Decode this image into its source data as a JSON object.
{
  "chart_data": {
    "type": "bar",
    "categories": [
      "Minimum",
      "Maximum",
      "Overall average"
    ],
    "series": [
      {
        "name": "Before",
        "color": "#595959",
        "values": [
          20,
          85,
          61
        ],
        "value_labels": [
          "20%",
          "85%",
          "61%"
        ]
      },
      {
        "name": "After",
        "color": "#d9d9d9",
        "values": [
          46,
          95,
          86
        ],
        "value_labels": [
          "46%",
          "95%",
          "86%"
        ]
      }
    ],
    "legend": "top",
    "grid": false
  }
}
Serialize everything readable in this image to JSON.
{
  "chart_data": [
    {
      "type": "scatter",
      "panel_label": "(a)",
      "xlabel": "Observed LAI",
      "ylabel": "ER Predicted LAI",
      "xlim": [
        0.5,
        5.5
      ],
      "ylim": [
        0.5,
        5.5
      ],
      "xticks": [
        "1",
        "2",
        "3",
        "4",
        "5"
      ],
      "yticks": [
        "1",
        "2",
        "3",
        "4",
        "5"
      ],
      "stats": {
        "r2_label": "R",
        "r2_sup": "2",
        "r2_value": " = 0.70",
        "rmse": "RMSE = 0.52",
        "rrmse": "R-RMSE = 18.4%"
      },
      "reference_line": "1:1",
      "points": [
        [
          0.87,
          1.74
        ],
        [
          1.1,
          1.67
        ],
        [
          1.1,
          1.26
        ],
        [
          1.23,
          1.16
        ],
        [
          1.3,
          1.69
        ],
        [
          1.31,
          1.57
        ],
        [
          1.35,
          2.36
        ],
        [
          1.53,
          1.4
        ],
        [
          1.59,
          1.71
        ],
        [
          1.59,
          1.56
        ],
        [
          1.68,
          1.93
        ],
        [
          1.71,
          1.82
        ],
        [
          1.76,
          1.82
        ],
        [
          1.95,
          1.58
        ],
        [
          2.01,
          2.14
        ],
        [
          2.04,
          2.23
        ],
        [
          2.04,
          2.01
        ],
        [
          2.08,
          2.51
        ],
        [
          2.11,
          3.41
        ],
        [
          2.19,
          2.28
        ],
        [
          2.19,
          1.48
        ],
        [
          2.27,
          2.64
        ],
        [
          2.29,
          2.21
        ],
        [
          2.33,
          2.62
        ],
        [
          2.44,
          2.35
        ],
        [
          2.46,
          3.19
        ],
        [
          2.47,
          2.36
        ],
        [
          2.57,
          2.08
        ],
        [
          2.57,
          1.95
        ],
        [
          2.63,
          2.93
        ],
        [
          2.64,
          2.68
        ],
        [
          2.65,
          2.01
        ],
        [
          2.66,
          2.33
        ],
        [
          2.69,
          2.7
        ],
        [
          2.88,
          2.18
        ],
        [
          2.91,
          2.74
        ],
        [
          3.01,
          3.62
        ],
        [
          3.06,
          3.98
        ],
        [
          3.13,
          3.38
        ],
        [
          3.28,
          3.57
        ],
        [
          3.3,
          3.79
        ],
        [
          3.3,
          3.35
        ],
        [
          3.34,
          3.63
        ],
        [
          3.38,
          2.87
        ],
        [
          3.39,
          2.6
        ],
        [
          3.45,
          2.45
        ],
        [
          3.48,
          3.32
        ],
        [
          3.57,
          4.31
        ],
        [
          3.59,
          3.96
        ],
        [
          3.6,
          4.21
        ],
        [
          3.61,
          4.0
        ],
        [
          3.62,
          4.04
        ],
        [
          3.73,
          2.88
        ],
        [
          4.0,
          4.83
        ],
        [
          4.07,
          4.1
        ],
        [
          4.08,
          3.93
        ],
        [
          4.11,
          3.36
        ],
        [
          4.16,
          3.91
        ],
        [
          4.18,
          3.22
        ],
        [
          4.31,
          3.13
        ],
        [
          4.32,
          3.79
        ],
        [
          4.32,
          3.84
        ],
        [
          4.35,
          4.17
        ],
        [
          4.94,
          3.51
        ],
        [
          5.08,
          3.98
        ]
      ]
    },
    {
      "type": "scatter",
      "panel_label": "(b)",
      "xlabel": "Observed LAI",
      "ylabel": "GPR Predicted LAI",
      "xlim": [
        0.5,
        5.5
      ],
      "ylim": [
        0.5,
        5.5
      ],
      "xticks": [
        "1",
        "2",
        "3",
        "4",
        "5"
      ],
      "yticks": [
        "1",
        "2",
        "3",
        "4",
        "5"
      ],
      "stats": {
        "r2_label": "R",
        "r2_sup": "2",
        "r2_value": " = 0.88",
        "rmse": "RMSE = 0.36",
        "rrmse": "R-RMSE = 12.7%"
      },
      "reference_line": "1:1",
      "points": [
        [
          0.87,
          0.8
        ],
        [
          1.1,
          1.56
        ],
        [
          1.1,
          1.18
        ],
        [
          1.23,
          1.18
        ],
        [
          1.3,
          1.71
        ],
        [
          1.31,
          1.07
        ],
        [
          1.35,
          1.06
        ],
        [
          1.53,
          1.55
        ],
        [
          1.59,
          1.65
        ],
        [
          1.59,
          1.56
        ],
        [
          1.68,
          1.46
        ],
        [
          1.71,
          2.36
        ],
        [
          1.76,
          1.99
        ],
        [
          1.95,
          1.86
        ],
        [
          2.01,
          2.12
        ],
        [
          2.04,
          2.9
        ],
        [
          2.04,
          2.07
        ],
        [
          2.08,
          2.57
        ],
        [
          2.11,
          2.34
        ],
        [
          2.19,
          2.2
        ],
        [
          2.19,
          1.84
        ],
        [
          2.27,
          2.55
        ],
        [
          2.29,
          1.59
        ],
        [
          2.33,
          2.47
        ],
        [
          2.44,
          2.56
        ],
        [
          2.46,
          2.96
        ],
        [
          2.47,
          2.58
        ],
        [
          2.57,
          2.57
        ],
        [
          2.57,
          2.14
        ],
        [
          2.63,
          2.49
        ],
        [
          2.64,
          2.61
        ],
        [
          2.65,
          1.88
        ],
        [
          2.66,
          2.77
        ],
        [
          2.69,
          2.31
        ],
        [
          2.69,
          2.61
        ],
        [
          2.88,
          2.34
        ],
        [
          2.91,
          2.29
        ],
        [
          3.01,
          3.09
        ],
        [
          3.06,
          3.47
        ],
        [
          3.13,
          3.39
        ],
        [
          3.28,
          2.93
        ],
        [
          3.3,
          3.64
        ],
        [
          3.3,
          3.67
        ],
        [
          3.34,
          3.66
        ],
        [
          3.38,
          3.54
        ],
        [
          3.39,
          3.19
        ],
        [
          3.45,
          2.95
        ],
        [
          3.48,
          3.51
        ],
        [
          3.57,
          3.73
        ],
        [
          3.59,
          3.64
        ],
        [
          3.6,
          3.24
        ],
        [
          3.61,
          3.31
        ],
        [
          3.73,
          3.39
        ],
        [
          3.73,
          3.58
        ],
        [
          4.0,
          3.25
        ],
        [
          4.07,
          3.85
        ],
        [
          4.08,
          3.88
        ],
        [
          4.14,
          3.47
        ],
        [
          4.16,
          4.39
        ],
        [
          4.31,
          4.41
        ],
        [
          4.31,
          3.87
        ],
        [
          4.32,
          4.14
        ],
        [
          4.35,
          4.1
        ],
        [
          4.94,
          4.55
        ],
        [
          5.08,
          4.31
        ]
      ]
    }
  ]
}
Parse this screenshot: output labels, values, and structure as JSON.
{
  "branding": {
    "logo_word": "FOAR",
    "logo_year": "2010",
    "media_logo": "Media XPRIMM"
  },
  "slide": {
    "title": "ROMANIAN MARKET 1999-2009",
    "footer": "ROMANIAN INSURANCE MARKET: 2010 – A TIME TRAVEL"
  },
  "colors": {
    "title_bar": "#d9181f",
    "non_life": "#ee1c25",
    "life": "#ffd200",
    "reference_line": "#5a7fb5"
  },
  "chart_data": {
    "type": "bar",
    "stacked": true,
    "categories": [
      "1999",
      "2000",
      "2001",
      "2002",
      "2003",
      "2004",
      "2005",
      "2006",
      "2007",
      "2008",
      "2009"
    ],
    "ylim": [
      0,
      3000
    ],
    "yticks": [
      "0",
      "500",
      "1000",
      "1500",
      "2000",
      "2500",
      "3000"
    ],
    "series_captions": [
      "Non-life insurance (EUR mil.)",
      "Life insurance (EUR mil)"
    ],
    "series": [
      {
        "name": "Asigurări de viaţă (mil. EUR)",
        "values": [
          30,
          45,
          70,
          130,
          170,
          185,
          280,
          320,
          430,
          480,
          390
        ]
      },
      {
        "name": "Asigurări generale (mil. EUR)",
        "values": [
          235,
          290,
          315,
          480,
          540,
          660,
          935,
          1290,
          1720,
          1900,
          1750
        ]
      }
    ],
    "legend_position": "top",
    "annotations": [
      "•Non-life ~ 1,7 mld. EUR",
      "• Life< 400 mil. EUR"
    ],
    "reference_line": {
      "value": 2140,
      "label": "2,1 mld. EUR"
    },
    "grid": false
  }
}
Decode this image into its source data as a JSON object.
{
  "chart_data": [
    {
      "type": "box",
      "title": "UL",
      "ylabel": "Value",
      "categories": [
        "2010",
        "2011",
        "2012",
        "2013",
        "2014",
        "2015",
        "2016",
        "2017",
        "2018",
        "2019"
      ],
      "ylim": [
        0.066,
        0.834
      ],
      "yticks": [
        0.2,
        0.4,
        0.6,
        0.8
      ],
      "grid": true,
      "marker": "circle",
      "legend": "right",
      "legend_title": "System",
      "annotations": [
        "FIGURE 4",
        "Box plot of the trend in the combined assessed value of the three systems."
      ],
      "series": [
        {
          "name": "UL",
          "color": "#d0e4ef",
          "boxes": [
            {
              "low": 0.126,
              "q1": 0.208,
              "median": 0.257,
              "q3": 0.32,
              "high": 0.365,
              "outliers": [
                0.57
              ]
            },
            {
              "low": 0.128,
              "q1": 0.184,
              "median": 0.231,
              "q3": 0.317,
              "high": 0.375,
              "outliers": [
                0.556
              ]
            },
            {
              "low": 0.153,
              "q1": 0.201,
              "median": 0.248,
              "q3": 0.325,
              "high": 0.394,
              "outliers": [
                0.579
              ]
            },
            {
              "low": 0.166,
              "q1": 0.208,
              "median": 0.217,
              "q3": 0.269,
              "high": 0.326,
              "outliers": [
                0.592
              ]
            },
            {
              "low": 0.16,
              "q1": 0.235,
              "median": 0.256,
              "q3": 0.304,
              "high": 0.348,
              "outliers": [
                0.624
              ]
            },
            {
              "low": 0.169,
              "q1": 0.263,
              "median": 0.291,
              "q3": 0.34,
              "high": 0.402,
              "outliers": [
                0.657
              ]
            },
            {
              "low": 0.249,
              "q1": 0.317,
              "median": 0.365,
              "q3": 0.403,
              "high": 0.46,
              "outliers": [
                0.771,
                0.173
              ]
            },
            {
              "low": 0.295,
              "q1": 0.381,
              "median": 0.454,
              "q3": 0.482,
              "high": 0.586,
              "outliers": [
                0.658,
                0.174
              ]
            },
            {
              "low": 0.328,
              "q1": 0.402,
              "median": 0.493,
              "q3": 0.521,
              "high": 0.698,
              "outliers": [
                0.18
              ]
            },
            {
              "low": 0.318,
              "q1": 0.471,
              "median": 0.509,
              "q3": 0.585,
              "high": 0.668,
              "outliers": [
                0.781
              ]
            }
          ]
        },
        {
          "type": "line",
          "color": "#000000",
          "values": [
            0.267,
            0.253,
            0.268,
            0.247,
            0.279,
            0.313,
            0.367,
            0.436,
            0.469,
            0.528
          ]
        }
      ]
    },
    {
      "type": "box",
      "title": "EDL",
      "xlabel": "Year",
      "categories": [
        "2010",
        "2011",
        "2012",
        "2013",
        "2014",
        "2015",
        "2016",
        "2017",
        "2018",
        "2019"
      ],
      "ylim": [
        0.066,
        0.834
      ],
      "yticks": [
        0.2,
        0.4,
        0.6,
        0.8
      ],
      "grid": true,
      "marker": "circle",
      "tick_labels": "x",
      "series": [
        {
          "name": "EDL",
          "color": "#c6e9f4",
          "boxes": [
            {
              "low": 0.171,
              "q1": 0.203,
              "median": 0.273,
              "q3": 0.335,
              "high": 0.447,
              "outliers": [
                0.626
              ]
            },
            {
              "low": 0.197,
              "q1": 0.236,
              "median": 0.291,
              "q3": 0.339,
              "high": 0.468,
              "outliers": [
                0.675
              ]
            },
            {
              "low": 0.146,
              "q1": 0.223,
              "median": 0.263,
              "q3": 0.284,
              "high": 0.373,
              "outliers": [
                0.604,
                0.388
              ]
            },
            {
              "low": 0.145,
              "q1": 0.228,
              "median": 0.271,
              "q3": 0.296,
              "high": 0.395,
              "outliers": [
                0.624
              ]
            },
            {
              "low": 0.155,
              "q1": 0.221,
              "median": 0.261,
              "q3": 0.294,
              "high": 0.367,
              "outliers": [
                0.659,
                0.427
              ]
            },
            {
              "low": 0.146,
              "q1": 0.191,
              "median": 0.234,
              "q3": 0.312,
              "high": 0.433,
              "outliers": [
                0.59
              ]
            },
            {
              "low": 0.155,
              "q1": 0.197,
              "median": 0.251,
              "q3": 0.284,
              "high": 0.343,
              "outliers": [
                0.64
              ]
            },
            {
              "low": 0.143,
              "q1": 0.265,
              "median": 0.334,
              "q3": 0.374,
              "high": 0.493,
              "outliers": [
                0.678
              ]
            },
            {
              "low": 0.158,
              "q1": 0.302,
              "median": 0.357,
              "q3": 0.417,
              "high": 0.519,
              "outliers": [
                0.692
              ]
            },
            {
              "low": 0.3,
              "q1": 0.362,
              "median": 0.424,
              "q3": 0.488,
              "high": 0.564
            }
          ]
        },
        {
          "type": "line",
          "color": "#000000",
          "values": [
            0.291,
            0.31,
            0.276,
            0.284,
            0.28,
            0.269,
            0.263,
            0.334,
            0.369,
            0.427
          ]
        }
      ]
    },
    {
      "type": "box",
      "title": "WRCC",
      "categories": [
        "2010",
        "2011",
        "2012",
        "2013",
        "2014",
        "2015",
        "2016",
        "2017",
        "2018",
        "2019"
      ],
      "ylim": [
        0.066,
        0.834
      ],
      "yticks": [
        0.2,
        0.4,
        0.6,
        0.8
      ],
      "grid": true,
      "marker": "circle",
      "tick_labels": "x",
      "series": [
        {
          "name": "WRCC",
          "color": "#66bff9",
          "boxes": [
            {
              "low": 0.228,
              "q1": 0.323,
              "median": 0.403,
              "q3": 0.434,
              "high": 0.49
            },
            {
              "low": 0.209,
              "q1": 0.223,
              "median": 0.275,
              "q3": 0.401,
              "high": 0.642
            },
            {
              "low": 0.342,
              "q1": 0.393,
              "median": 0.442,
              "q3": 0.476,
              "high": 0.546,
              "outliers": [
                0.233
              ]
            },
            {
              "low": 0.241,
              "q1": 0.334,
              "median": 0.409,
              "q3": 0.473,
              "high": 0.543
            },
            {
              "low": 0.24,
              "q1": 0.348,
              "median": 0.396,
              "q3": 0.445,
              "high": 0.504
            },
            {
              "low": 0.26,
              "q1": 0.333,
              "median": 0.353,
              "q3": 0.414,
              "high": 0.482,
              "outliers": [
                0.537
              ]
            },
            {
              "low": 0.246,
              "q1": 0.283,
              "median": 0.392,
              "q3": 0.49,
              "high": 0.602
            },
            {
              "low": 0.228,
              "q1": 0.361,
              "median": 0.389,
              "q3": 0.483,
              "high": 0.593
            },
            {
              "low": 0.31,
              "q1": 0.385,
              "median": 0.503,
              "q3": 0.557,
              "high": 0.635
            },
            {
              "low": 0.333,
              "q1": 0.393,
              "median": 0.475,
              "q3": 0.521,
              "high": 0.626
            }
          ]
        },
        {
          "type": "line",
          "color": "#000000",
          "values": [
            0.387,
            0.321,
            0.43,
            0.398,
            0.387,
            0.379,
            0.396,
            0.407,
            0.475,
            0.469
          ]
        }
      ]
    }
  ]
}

***

* THE PROBLEM
Lines that hold the word "MARKET" are the ones to return, every one of them.

* WRITTEN REPLY
    "title": "ROMANIAN MARKET 1999-2009",
    "footer": "ROMANIAN INSURANCE MARKET: 2010 – A TIME TRAVEL"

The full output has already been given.